Problem requirements.
In your copy, include every line of the listing below exactly but none of the pictures.

Dataset items.
>>>>>
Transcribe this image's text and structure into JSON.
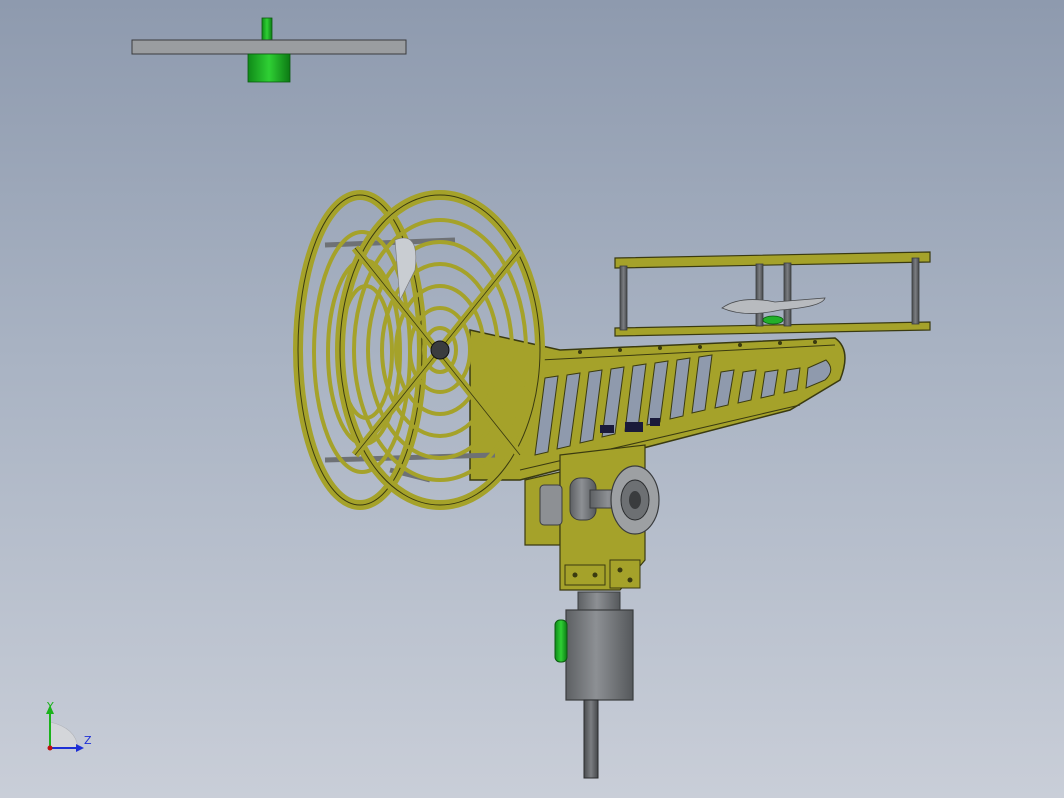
{
  "viewport": {
    "background_top": "#8e9aae",
    "background_bottom": "#c9ced8"
  },
  "model": {
    "frame_color": "#a5a22a",
    "frame_stroke": "#3a3a10",
    "metal_color": "#8a8d90",
    "green_part_color": "#22b02a"
  },
  "triad": {
    "y_label": "Y",
    "z_label": "Z",
    "y_color": "#1bb21b",
    "z_color": "#1d2fd6",
    "x_color": "#c01010"
  }
}
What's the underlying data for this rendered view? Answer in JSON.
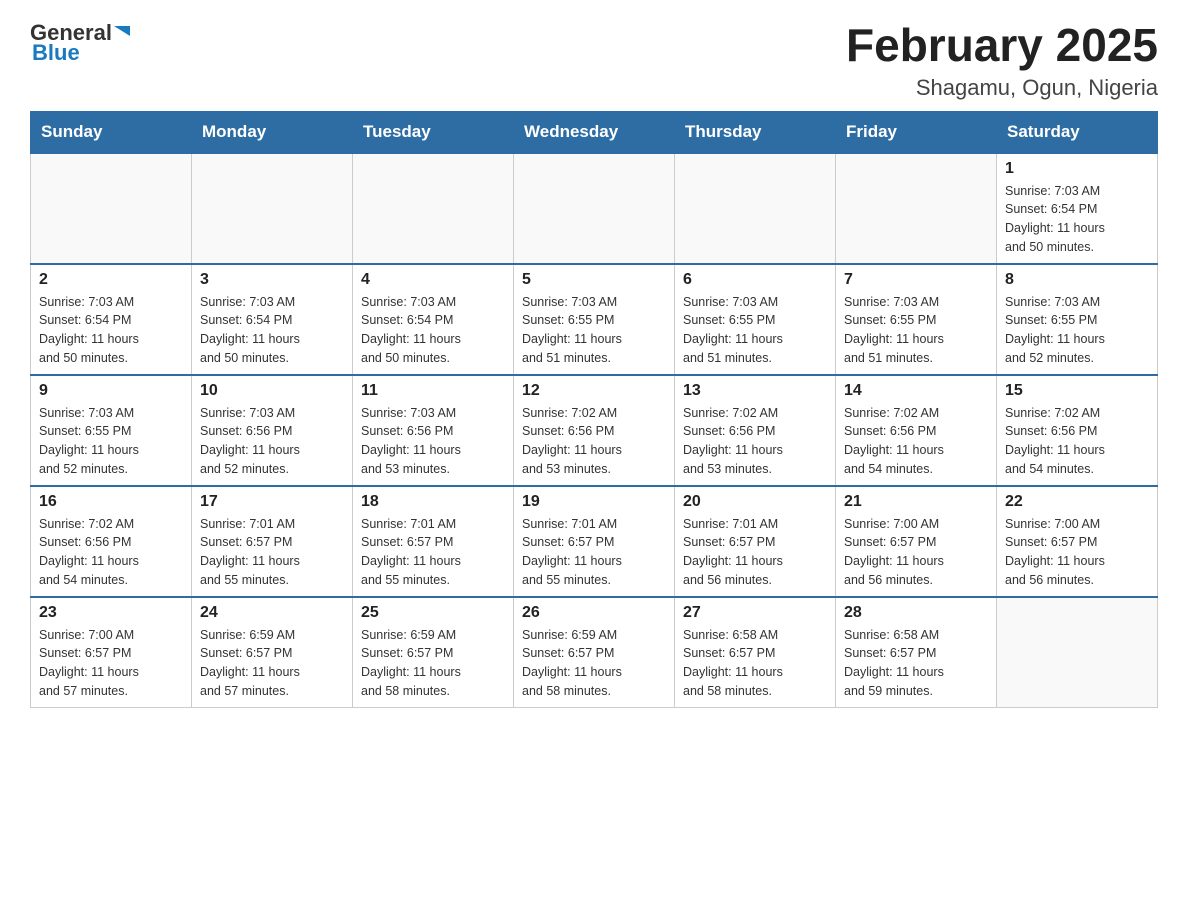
{
  "logo": {
    "text_general": "General",
    "text_blue": "Blue",
    "arrow_label": "general-blue-logo"
  },
  "header": {
    "month_year": "February 2025",
    "location": "Shagamu, Ogun, Nigeria"
  },
  "weekdays": [
    "Sunday",
    "Monday",
    "Tuesday",
    "Wednesday",
    "Thursday",
    "Friday",
    "Saturday"
  ],
  "weeks": [
    [
      {
        "day": "",
        "info": ""
      },
      {
        "day": "",
        "info": ""
      },
      {
        "day": "",
        "info": ""
      },
      {
        "day": "",
        "info": ""
      },
      {
        "day": "",
        "info": ""
      },
      {
        "day": "",
        "info": ""
      },
      {
        "day": "1",
        "info": "Sunrise: 7:03 AM\nSunset: 6:54 PM\nDaylight: 11 hours\nand 50 minutes."
      }
    ],
    [
      {
        "day": "2",
        "info": "Sunrise: 7:03 AM\nSunset: 6:54 PM\nDaylight: 11 hours\nand 50 minutes."
      },
      {
        "day": "3",
        "info": "Sunrise: 7:03 AM\nSunset: 6:54 PM\nDaylight: 11 hours\nand 50 minutes."
      },
      {
        "day": "4",
        "info": "Sunrise: 7:03 AM\nSunset: 6:54 PM\nDaylight: 11 hours\nand 50 minutes."
      },
      {
        "day": "5",
        "info": "Sunrise: 7:03 AM\nSunset: 6:55 PM\nDaylight: 11 hours\nand 51 minutes."
      },
      {
        "day": "6",
        "info": "Sunrise: 7:03 AM\nSunset: 6:55 PM\nDaylight: 11 hours\nand 51 minutes."
      },
      {
        "day": "7",
        "info": "Sunrise: 7:03 AM\nSunset: 6:55 PM\nDaylight: 11 hours\nand 51 minutes."
      },
      {
        "day": "8",
        "info": "Sunrise: 7:03 AM\nSunset: 6:55 PM\nDaylight: 11 hours\nand 52 minutes."
      }
    ],
    [
      {
        "day": "9",
        "info": "Sunrise: 7:03 AM\nSunset: 6:55 PM\nDaylight: 11 hours\nand 52 minutes."
      },
      {
        "day": "10",
        "info": "Sunrise: 7:03 AM\nSunset: 6:56 PM\nDaylight: 11 hours\nand 52 minutes."
      },
      {
        "day": "11",
        "info": "Sunrise: 7:03 AM\nSunset: 6:56 PM\nDaylight: 11 hours\nand 53 minutes."
      },
      {
        "day": "12",
        "info": "Sunrise: 7:02 AM\nSunset: 6:56 PM\nDaylight: 11 hours\nand 53 minutes."
      },
      {
        "day": "13",
        "info": "Sunrise: 7:02 AM\nSunset: 6:56 PM\nDaylight: 11 hours\nand 53 minutes."
      },
      {
        "day": "14",
        "info": "Sunrise: 7:02 AM\nSunset: 6:56 PM\nDaylight: 11 hours\nand 54 minutes."
      },
      {
        "day": "15",
        "info": "Sunrise: 7:02 AM\nSunset: 6:56 PM\nDaylight: 11 hours\nand 54 minutes."
      }
    ],
    [
      {
        "day": "16",
        "info": "Sunrise: 7:02 AM\nSunset: 6:56 PM\nDaylight: 11 hours\nand 54 minutes."
      },
      {
        "day": "17",
        "info": "Sunrise: 7:01 AM\nSunset: 6:57 PM\nDaylight: 11 hours\nand 55 minutes."
      },
      {
        "day": "18",
        "info": "Sunrise: 7:01 AM\nSunset: 6:57 PM\nDaylight: 11 hours\nand 55 minutes."
      },
      {
        "day": "19",
        "info": "Sunrise: 7:01 AM\nSunset: 6:57 PM\nDaylight: 11 hours\nand 55 minutes."
      },
      {
        "day": "20",
        "info": "Sunrise: 7:01 AM\nSunset: 6:57 PM\nDaylight: 11 hours\nand 56 minutes."
      },
      {
        "day": "21",
        "info": "Sunrise: 7:00 AM\nSunset: 6:57 PM\nDaylight: 11 hours\nand 56 minutes."
      },
      {
        "day": "22",
        "info": "Sunrise: 7:00 AM\nSunset: 6:57 PM\nDaylight: 11 hours\nand 56 minutes."
      }
    ],
    [
      {
        "day": "23",
        "info": "Sunrise: 7:00 AM\nSunset: 6:57 PM\nDaylight: 11 hours\nand 57 minutes."
      },
      {
        "day": "24",
        "info": "Sunrise: 6:59 AM\nSunset: 6:57 PM\nDaylight: 11 hours\nand 57 minutes."
      },
      {
        "day": "25",
        "info": "Sunrise: 6:59 AM\nSunset: 6:57 PM\nDaylight: 11 hours\nand 58 minutes."
      },
      {
        "day": "26",
        "info": "Sunrise: 6:59 AM\nSunset: 6:57 PM\nDaylight: 11 hours\nand 58 minutes."
      },
      {
        "day": "27",
        "info": "Sunrise: 6:58 AM\nSunset: 6:57 PM\nDaylight: 11 hours\nand 58 minutes."
      },
      {
        "day": "28",
        "info": "Sunrise: 6:58 AM\nSunset: 6:57 PM\nDaylight: 11 hours\nand 59 minutes."
      },
      {
        "day": "",
        "info": ""
      }
    ]
  ]
}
<<<<<
Task result.
Transcribe this image's text and structure into JSON.
{
  "viewport": {
    "background_top": "#8e9aae",
    "background_bottom": "#c9ced8"
  },
  "model": {
    "frame_color": "#a5a22a",
    "frame_stroke": "#3a3a10",
    "metal_color": "#8a8d90",
    "green_part_color": "#22b02a"
  },
  "triad": {
    "y_label": "Y",
    "z_label": "Z",
    "y_color": "#1bb21b",
    "z_color": "#1d2fd6",
    "x_color": "#c01010"
  }
}
What's the underlying data for this rendered view? Answer in JSON.
{
  "logo": {
    "text_general": "General",
    "text_blue": "Blue",
    "arrow_label": "general-blue-logo"
  },
  "header": {
    "month_year": "February 2025",
    "location": "Shagamu, Ogun, Nigeria"
  },
  "weekdays": [
    "Sunday",
    "Monday",
    "Tuesday",
    "Wednesday",
    "Thursday",
    "Friday",
    "Saturday"
  ],
  "weeks": [
    [
      {
        "day": "",
        "info": ""
      },
      {
        "day": "",
        "info": ""
      },
      {
        "day": "",
        "info": ""
      },
      {
        "day": "",
        "info": ""
      },
      {
        "day": "",
        "info": ""
      },
      {
        "day": "",
        "info": ""
      },
      {
        "day": "1",
        "info": "Sunrise: 7:03 AM\nSunset: 6:54 PM\nDaylight: 11 hours\nand 50 minutes."
      }
    ],
    [
      {
        "day": "2",
        "info": "Sunrise: 7:03 AM\nSunset: 6:54 PM\nDaylight: 11 hours\nand 50 minutes."
      },
      {
        "day": "3",
        "info": "Sunrise: 7:03 AM\nSunset: 6:54 PM\nDaylight: 11 hours\nand 50 minutes."
      },
      {
        "day": "4",
        "info": "Sunrise: 7:03 AM\nSunset: 6:54 PM\nDaylight: 11 hours\nand 50 minutes."
      },
      {
        "day": "5",
        "info": "Sunrise: 7:03 AM\nSunset: 6:55 PM\nDaylight: 11 hours\nand 51 minutes."
      },
      {
        "day": "6",
        "info": "Sunrise: 7:03 AM\nSunset: 6:55 PM\nDaylight: 11 hours\nand 51 minutes."
      },
      {
        "day": "7",
        "info": "Sunrise: 7:03 AM\nSunset: 6:55 PM\nDaylight: 11 hours\nand 51 minutes."
      },
      {
        "day": "8",
        "info": "Sunrise: 7:03 AM\nSunset: 6:55 PM\nDaylight: 11 hours\nand 52 minutes."
      }
    ],
    [
      {
        "day": "9",
        "info": "Sunrise: 7:03 AM\nSunset: 6:55 PM\nDaylight: 11 hours\nand 52 minutes."
      },
      {
        "day": "10",
        "info": "Sunrise: 7:03 AM\nSunset: 6:56 PM\nDaylight: 11 hours\nand 52 minutes."
      },
      {
        "day": "11",
        "info": "Sunrise: 7:03 AM\nSunset: 6:56 PM\nDaylight: 11 hours\nand 53 minutes."
      },
      {
        "day": "12",
        "info": "Sunrise: 7:02 AM\nSunset: 6:56 PM\nDaylight: 11 hours\nand 53 minutes."
      },
      {
        "day": "13",
        "info": "Sunrise: 7:02 AM\nSunset: 6:56 PM\nDaylight: 11 hours\nand 53 minutes."
      },
      {
        "day": "14",
        "info": "Sunrise: 7:02 AM\nSunset: 6:56 PM\nDaylight: 11 hours\nand 54 minutes."
      },
      {
        "day": "15",
        "info": "Sunrise: 7:02 AM\nSunset: 6:56 PM\nDaylight: 11 hours\nand 54 minutes."
      }
    ],
    [
      {
        "day": "16",
        "info": "Sunrise: 7:02 AM\nSunset: 6:56 PM\nDaylight: 11 hours\nand 54 minutes."
      },
      {
        "day": "17",
        "info": "Sunrise: 7:01 AM\nSunset: 6:57 PM\nDaylight: 11 hours\nand 55 minutes."
      },
      {
        "day": "18",
        "info": "Sunrise: 7:01 AM\nSunset: 6:57 PM\nDaylight: 11 hours\nand 55 minutes."
      },
      {
        "day": "19",
        "info": "Sunrise: 7:01 AM\nSunset: 6:57 PM\nDaylight: 11 hours\nand 55 minutes."
      },
      {
        "day": "20",
        "info": "Sunrise: 7:01 AM\nSunset: 6:57 PM\nDaylight: 11 hours\nand 56 minutes."
      },
      {
        "day": "21",
        "info": "Sunrise: 7:00 AM\nSunset: 6:57 PM\nDaylight: 11 hours\nand 56 minutes."
      },
      {
        "day": "22",
        "info": "Sunrise: 7:00 AM\nSunset: 6:57 PM\nDaylight: 11 hours\nand 56 minutes."
      }
    ],
    [
      {
        "day": "23",
        "info": "Sunrise: 7:00 AM\nSunset: 6:57 PM\nDaylight: 11 hours\nand 57 minutes."
      },
      {
        "day": "24",
        "info": "Sunrise: 6:59 AM\nSunset: 6:57 PM\nDaylight: 11 hours\nand 57 minutes."
      },
      {
        "day": "25",
        "info": "Sunrise: 6:59 AM\nSunset: 6:57 PM\nDaylight: 11 hours\nand 58 minutes."
      },
      {
        "day": "26",
        "info": "Sunrise: 6:59 AM\nSunset: 6:57 PM\nDaylight: 11 hours\nand 58 minutes."
      },
      {
        "day": "27",
        "info": "Sunrise: 6:58 AM\nSunset: 6:57 PM\nDaylight: 11 hours\nand 58 minutes."
      },
      {
        "day": "28",
        "info": "Sunrise: 6:58 AM\nSunset: 6:57 PM\nDaylight: 11 hours\nand 59 minutes."
      },
      {
        "day": "",
        "info": ""
      }
    ]
  ]
}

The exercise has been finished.